--- Given data ---

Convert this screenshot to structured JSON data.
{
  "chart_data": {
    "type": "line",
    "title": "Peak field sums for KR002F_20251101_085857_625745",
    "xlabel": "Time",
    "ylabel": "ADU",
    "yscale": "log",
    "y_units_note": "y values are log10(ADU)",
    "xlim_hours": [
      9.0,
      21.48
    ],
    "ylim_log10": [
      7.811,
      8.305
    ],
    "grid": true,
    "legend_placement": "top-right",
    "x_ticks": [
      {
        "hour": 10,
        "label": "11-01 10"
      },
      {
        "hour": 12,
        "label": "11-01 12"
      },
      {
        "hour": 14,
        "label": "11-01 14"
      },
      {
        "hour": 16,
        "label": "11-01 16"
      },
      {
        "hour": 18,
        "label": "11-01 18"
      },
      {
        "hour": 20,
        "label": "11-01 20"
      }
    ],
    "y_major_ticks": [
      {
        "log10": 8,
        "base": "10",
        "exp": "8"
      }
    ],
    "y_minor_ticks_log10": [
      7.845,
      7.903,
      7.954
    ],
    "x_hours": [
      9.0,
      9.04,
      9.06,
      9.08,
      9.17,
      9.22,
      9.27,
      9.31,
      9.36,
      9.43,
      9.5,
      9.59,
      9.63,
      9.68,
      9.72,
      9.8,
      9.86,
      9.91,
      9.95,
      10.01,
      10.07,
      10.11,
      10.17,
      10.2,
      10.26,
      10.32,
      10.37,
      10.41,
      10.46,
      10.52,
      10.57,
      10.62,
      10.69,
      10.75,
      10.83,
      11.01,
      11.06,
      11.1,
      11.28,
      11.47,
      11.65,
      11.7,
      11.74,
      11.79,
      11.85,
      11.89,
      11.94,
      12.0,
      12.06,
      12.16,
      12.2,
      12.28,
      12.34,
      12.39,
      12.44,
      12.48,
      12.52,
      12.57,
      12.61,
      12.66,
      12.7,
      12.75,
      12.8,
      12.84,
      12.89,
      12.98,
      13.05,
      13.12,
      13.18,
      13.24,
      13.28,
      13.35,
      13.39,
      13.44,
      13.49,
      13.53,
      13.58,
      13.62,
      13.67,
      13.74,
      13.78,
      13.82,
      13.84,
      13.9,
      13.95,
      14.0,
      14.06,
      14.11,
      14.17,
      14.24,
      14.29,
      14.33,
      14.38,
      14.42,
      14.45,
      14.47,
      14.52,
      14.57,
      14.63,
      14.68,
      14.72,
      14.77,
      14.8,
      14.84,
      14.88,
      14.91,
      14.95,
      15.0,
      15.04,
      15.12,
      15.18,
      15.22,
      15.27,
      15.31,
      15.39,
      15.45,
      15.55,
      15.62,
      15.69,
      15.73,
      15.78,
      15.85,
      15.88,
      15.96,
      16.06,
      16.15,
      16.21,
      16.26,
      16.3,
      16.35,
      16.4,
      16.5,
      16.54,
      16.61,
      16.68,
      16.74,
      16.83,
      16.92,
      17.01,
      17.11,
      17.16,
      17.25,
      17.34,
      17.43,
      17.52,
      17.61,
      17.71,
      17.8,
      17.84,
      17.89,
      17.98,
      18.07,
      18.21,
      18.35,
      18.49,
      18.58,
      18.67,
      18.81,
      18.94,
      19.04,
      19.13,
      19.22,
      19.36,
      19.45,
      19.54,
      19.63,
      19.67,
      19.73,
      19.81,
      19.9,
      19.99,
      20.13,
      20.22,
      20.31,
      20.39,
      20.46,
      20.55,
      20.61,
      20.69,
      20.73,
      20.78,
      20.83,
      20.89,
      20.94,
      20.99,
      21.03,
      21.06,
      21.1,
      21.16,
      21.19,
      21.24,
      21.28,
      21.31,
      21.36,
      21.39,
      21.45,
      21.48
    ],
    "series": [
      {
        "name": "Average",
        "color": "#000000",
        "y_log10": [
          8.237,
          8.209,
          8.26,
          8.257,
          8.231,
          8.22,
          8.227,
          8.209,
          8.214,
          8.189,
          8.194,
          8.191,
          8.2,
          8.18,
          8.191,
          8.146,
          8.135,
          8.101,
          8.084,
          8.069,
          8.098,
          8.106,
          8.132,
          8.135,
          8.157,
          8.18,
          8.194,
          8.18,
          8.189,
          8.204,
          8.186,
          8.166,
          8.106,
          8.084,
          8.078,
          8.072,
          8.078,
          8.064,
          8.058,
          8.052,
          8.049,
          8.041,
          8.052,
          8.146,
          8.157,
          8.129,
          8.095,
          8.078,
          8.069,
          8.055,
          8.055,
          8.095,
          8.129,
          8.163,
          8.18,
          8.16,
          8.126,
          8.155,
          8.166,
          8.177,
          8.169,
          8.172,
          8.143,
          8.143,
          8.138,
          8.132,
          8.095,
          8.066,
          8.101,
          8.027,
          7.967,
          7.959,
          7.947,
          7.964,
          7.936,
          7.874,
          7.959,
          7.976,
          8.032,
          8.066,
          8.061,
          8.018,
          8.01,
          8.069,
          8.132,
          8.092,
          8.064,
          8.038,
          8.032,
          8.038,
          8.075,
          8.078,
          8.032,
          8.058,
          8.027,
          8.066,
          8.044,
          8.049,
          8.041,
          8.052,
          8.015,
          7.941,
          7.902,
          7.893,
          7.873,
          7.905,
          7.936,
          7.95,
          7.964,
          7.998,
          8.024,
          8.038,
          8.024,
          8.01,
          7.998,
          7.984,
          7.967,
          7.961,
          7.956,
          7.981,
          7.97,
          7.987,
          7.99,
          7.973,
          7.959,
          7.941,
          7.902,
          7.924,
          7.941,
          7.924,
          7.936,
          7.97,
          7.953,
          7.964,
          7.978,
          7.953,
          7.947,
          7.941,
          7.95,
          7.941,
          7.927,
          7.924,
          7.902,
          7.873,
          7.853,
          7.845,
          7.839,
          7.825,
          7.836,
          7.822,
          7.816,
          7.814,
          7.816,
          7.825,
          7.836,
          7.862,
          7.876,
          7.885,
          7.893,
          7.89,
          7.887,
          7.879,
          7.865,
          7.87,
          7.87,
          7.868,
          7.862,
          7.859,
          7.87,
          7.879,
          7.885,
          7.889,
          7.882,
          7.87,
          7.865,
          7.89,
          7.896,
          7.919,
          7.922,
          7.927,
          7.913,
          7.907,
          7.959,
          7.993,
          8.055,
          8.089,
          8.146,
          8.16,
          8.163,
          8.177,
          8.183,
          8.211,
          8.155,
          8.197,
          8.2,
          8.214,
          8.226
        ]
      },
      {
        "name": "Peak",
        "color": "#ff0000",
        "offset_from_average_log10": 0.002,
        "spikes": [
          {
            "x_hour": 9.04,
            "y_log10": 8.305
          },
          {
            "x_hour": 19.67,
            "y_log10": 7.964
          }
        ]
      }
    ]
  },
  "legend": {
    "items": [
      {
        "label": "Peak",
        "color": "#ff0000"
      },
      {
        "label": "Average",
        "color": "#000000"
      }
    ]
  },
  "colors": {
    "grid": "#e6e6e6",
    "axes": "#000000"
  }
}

---

(Exercise task) Make a copy of each line that contains the string "Peak".

(Expected output)
    "title": "Peak field sums for KR002F_20251101_085857_625745",
        "name": "Peak",
        "label": "Peak",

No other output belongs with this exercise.